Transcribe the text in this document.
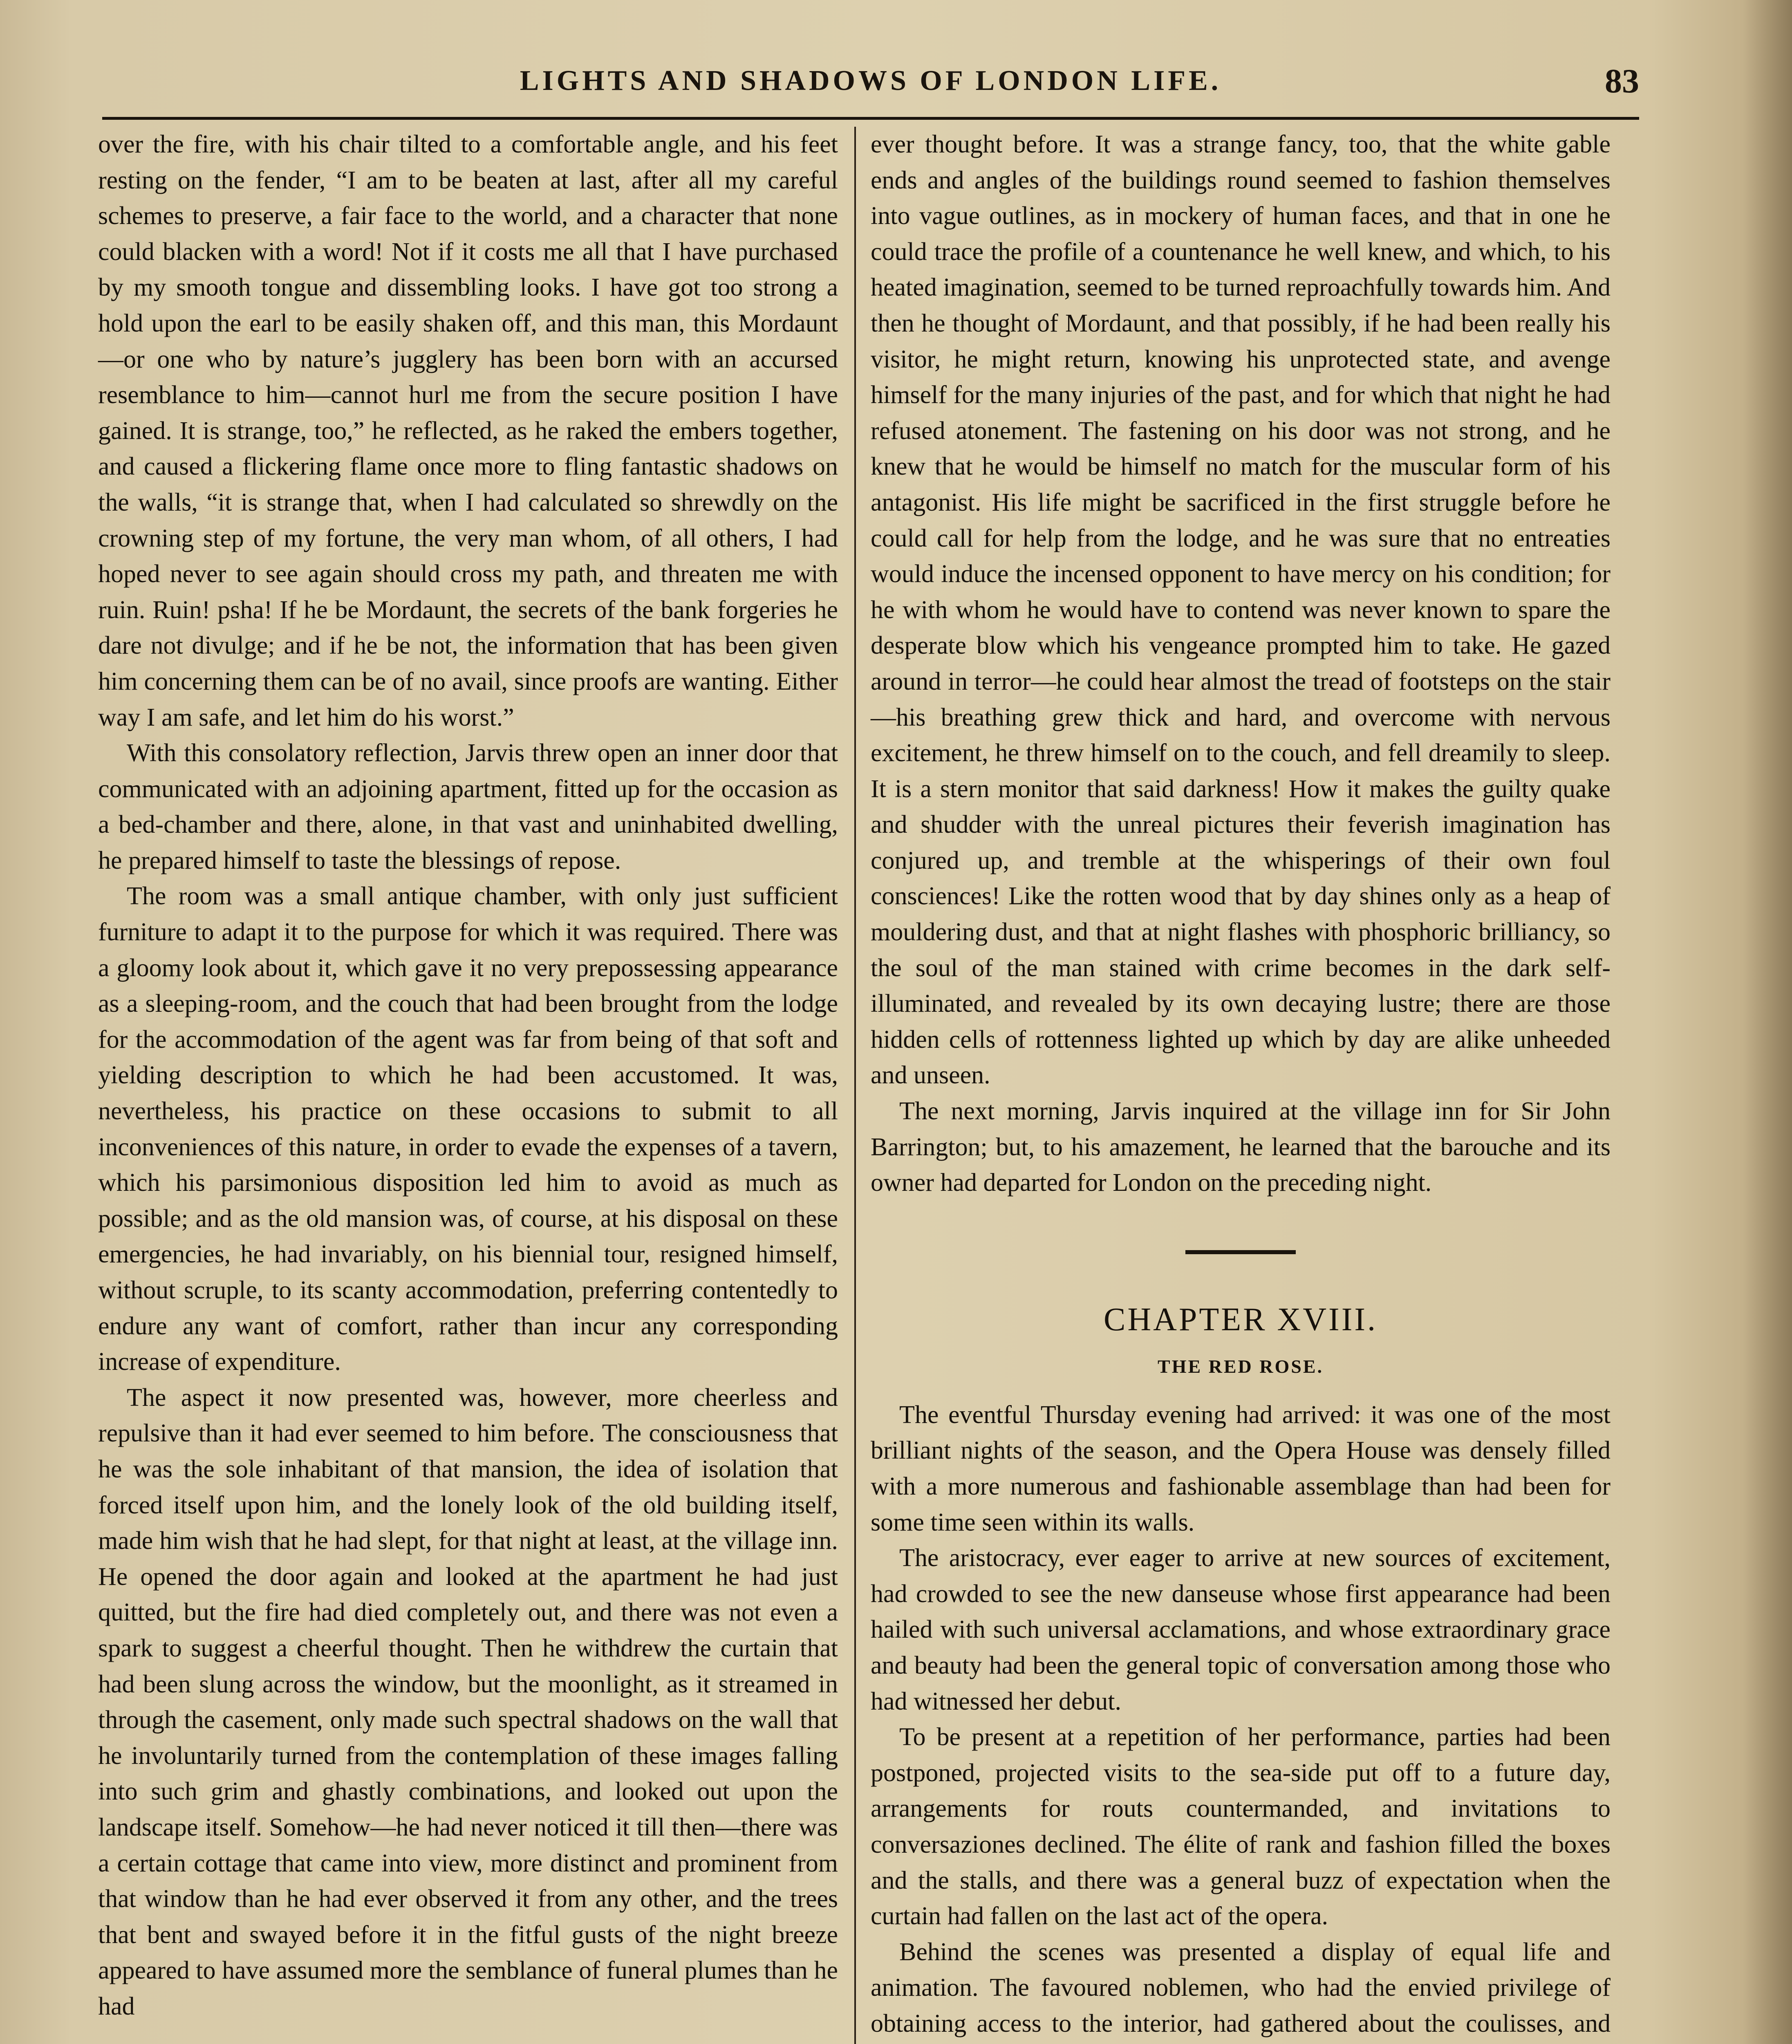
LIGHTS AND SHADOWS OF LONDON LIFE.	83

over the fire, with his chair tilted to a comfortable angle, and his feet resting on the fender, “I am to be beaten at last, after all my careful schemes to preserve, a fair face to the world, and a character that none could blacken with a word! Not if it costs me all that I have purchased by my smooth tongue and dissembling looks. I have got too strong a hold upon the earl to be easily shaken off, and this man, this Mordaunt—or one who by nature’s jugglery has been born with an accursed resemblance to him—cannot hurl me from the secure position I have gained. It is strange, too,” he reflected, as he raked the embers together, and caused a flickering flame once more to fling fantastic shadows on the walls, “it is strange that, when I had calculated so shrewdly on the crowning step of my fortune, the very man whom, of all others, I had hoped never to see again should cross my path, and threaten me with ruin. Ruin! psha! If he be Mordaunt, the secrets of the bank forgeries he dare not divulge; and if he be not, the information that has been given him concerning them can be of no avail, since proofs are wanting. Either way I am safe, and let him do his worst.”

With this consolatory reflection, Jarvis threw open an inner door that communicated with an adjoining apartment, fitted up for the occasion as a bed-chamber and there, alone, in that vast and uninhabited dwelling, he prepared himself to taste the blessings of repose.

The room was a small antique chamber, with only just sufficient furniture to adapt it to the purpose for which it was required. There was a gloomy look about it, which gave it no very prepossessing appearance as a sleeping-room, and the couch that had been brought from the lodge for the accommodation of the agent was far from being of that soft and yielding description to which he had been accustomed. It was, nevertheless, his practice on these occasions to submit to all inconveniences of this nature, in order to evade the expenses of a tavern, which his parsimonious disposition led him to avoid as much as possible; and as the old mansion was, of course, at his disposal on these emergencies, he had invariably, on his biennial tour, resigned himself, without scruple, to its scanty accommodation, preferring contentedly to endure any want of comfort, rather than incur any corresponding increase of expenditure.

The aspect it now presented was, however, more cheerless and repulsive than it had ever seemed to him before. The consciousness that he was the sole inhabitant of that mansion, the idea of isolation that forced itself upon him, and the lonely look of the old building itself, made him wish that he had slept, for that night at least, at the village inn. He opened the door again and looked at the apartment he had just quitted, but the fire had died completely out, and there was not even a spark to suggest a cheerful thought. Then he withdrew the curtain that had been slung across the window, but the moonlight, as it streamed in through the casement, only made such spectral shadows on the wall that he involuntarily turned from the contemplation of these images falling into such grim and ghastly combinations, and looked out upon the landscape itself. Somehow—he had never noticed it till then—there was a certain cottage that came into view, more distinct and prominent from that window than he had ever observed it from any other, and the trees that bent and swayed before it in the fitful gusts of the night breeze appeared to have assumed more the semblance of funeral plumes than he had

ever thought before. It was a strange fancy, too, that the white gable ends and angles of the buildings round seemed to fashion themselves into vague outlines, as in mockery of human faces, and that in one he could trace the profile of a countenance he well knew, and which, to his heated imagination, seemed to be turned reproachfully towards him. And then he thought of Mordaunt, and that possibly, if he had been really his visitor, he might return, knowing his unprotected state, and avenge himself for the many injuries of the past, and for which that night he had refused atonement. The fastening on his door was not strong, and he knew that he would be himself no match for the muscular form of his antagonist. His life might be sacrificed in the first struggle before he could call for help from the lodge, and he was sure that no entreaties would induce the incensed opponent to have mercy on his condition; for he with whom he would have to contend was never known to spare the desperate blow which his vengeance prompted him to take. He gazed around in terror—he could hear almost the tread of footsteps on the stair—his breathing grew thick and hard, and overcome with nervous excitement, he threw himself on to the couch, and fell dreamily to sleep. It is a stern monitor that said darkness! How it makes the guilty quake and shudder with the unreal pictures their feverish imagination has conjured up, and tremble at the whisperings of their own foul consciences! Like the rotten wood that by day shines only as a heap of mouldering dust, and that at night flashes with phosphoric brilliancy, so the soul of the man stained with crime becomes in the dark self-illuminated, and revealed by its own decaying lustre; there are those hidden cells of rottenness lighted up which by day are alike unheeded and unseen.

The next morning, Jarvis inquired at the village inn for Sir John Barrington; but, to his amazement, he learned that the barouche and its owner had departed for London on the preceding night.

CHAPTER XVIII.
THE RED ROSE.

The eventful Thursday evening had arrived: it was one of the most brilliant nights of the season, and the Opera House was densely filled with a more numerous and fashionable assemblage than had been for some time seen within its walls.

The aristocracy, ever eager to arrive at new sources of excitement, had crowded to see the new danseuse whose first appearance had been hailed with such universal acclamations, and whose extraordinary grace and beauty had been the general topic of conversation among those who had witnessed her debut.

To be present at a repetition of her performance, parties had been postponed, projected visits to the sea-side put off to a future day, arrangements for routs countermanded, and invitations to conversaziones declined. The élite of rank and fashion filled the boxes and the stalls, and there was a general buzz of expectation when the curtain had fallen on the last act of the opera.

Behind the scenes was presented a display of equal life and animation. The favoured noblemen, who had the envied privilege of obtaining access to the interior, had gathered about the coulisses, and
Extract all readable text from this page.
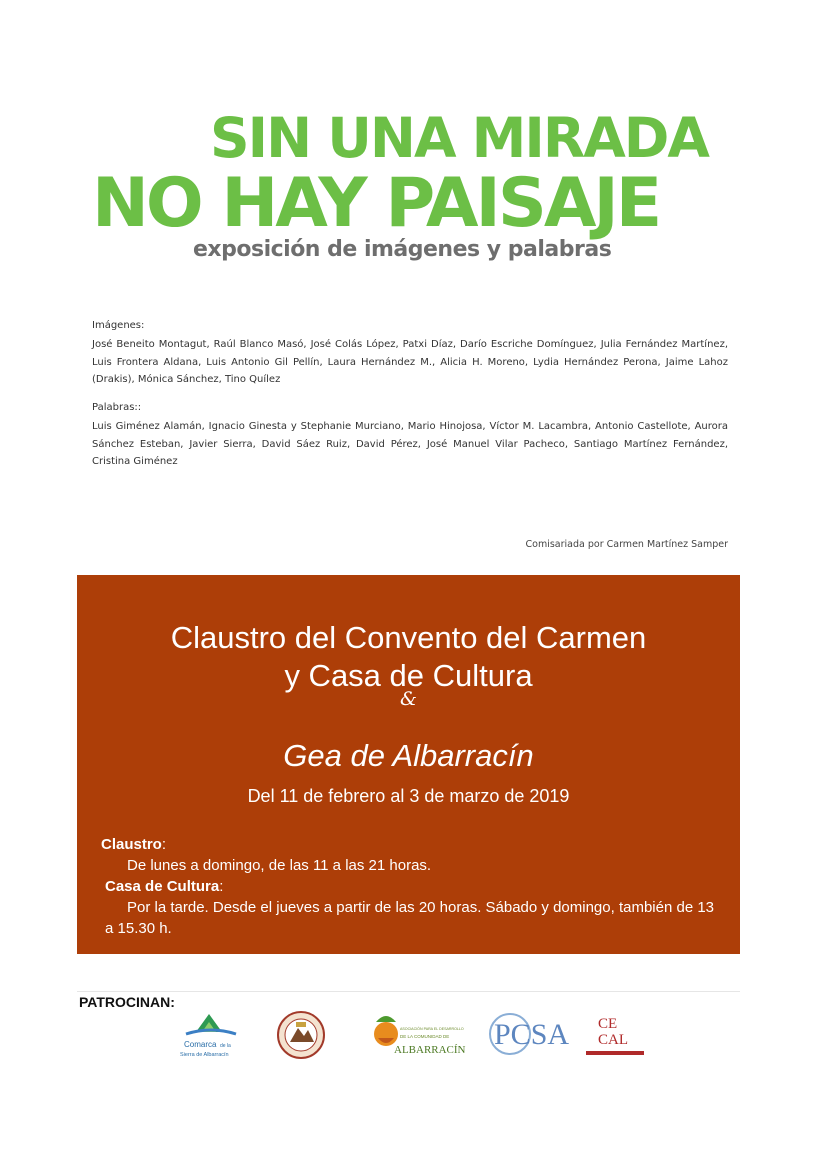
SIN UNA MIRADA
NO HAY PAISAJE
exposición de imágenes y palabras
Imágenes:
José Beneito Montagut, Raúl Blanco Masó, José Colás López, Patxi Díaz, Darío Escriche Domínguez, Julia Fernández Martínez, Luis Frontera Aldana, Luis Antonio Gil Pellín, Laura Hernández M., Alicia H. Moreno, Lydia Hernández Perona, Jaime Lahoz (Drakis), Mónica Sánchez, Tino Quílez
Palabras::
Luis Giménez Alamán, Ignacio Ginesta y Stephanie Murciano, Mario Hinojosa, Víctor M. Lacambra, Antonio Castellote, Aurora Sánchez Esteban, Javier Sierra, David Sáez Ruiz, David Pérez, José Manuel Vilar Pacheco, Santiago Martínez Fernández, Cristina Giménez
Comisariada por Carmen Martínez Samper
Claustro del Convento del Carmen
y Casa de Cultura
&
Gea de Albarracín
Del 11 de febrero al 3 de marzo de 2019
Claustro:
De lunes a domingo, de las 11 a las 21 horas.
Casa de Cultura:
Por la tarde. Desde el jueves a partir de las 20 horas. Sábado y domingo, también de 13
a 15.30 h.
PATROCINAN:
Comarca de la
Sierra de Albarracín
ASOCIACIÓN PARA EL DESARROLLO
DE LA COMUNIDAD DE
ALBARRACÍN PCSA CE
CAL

--

## REQUIREMENT
Starting at the line that contains "Extract all readable text from this page.", reproduce exactly and only the lines through the end of the entries above, with the pictures excluded.

## OUTPUT OF THE EXERCISE
Extract all readable text from this page.
SIN UNA MIRADA
NO HAY PAISAJE
exposición de imágenes y palabras
Imágenes:
José Beneito Montagut, Raúl Blanco Masó, José Colás López, Patxi Díaz, Darío Escriche Domínguez, Julia Fernández Martínez, Luis Frontera Aldana, Luis Antonio Gil Pellín, Laura Hernández M., Alicia H. Moreno, Lydia Hernández Perona, Jaime Lahoz (Drakis), Mónica Sánchez, Tino Quílez
Palabras::
Luis Giménez Alamán, Ignacio Ginesta y Stephanie Murciano, Mario Hinojosa, Víctor M. Lacambra, Antonio Castellote, Aurora Sánchez Esteban, Javier Sierra, David Sáez Ruiz, David Pérez, José Manuel Vilar Pacheco, Santiago Martínez Fernández, Cristina Giménez
Comisariada por Carmen Martínez Samper
Claustro del Convento del Carmen
y Casa de Cultura
&
Gea de Albarracín
Del 11 de febrero al 3 de marzo de 2019
Claustro:
De lunes a domingo, de las 11 a las 21 horas.
Casa de Cultura:
Por la tarde. Desde el jueves a partir de las 20 horas. Sábado y domingo, también de 13
a 15.30 h.
PATROCINAN:
Comarca de la
Sierra de Albarracín
ASOCIACIÓN PARA EL DESARROLLO
DE LA COMUNIDAD DE
ALBARRACÍN PCSA CE
CAL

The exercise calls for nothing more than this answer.